#### Information given
○ ○ ○ ○ ○
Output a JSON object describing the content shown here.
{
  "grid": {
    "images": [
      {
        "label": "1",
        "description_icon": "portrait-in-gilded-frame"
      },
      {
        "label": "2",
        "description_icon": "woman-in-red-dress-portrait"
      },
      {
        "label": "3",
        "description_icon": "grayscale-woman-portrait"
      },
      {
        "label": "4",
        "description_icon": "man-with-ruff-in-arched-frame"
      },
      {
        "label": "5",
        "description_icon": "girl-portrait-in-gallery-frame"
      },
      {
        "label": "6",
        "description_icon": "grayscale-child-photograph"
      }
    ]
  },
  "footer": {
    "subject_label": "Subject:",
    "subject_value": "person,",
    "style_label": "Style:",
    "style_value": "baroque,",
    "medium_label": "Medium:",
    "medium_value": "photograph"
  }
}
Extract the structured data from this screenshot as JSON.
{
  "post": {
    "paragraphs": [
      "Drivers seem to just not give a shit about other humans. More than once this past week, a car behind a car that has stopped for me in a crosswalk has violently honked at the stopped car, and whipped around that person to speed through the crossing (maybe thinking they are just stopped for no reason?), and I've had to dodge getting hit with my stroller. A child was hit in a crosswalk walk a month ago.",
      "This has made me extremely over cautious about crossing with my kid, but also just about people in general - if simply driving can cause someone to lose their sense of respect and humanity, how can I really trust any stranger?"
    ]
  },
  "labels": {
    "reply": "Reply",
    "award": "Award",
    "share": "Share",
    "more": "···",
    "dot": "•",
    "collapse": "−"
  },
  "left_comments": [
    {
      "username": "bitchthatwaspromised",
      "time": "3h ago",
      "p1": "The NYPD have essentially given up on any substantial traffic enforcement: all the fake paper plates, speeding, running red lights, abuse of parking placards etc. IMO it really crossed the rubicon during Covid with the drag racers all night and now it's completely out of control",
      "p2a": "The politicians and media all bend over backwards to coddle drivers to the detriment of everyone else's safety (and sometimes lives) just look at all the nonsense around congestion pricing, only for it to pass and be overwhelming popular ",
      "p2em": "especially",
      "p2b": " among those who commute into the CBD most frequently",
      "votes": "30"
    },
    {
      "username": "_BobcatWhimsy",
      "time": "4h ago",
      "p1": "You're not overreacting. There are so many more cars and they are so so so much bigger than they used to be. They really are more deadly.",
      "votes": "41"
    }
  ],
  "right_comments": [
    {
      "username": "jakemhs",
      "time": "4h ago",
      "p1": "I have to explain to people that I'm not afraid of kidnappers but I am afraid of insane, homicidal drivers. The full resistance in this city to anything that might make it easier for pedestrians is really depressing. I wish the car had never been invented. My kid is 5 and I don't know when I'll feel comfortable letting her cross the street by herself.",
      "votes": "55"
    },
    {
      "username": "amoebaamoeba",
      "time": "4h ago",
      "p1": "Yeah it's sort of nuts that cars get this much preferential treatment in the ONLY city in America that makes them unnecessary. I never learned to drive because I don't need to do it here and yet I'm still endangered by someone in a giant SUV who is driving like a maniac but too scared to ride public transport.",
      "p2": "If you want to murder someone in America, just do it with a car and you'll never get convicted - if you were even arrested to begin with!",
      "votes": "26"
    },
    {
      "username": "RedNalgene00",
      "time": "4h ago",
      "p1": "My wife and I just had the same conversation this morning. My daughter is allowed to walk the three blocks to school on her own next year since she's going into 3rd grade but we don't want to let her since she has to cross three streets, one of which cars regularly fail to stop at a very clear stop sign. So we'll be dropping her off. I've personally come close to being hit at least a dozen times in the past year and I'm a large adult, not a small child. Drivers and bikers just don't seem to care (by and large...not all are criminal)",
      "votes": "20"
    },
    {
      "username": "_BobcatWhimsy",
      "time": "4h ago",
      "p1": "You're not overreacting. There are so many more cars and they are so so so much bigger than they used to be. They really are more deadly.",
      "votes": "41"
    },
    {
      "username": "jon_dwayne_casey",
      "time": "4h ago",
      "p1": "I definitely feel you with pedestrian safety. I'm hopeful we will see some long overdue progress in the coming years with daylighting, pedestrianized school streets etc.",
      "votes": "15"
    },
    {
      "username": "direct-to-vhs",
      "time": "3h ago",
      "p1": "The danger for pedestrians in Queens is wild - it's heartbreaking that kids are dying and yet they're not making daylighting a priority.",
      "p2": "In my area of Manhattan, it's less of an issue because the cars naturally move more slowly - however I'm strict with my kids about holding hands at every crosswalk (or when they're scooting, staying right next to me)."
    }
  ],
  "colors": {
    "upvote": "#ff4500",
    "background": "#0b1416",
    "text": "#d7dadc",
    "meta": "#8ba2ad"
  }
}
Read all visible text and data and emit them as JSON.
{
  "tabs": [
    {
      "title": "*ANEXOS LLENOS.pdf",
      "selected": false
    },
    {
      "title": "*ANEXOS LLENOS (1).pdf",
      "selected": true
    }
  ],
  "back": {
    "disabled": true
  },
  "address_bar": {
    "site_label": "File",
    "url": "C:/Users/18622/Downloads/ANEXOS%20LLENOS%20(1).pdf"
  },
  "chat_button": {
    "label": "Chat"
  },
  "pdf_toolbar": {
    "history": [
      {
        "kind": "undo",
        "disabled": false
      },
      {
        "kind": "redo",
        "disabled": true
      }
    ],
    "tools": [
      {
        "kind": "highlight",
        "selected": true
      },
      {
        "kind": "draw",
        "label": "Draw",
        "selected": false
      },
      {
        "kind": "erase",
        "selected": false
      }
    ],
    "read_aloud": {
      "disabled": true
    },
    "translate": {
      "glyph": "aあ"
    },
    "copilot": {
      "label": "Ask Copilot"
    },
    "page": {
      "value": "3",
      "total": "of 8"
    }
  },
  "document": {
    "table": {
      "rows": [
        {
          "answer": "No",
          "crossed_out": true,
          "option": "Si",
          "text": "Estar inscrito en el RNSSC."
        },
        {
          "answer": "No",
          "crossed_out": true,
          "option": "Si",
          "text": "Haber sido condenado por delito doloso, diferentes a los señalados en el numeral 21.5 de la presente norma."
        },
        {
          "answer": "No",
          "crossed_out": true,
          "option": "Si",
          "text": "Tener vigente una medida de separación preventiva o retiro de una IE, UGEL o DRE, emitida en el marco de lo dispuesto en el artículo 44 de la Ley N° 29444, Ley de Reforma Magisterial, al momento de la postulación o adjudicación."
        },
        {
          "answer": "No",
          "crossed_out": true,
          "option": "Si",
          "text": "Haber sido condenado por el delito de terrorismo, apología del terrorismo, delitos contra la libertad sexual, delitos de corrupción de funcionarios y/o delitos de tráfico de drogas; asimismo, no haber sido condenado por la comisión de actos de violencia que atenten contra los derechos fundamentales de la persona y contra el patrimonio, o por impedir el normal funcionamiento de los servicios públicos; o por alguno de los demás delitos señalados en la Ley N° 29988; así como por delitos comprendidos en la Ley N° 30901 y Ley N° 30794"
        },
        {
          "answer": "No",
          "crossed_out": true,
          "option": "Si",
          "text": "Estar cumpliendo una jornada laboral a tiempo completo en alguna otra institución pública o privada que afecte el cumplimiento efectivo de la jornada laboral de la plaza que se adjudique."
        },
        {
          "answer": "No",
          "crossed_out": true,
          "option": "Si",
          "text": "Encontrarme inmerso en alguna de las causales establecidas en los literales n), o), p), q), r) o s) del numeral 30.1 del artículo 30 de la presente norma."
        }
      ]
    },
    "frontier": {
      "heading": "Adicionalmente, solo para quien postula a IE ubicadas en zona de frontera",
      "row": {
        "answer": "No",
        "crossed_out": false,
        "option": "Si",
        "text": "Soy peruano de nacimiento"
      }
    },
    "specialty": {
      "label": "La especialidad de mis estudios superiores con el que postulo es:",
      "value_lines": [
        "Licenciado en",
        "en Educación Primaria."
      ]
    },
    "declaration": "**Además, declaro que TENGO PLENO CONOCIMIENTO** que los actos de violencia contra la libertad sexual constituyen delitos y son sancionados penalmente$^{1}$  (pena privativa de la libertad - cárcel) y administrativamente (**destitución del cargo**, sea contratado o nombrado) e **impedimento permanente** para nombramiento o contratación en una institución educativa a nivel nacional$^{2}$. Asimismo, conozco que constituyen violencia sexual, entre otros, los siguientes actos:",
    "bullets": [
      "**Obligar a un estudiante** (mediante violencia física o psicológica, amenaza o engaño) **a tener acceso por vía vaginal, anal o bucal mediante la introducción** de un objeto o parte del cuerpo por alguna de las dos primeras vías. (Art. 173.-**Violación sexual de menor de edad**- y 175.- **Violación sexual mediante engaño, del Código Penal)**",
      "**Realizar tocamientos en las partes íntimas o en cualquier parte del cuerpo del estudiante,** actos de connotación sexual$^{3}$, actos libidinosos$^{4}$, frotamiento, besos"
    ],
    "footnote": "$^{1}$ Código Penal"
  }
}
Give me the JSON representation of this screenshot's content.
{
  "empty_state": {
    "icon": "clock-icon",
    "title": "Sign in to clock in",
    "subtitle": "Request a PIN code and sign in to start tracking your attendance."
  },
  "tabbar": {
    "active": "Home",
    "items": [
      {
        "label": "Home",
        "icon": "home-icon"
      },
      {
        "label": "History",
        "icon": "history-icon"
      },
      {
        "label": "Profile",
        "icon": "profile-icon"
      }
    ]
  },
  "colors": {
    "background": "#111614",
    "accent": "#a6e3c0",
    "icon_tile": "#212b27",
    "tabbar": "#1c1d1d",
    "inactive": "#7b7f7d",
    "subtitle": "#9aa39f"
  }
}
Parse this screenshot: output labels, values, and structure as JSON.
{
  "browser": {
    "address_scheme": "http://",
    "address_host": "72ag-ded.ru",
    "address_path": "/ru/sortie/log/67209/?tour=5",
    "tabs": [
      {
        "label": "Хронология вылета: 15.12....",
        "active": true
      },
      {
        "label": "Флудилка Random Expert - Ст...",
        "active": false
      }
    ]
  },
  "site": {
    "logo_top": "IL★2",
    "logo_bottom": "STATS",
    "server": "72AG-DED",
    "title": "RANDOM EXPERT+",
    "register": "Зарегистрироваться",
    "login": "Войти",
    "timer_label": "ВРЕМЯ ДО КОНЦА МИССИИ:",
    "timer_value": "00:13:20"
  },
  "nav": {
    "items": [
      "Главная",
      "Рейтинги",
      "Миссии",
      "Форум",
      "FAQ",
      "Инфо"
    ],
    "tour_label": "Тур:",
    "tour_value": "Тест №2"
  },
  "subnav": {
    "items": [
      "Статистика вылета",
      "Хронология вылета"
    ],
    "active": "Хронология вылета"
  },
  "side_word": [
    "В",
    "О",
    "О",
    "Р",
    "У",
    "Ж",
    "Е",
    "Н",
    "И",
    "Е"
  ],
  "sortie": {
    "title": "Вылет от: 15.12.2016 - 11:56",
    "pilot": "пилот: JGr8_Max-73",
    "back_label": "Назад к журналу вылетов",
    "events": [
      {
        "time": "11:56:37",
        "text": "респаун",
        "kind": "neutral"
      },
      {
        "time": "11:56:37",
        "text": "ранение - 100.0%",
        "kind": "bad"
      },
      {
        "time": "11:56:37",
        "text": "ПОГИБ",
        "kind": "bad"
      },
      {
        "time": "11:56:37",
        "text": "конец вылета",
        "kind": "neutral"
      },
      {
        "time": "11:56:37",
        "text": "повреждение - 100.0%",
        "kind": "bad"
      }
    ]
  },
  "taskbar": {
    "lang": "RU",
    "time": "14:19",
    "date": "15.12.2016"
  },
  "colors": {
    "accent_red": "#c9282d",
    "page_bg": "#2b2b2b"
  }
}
○ ○ ○ ○ ○
#### Task details
Count each line of the data where the word "kind" appears, then reply with the total only.

#### Complete output
10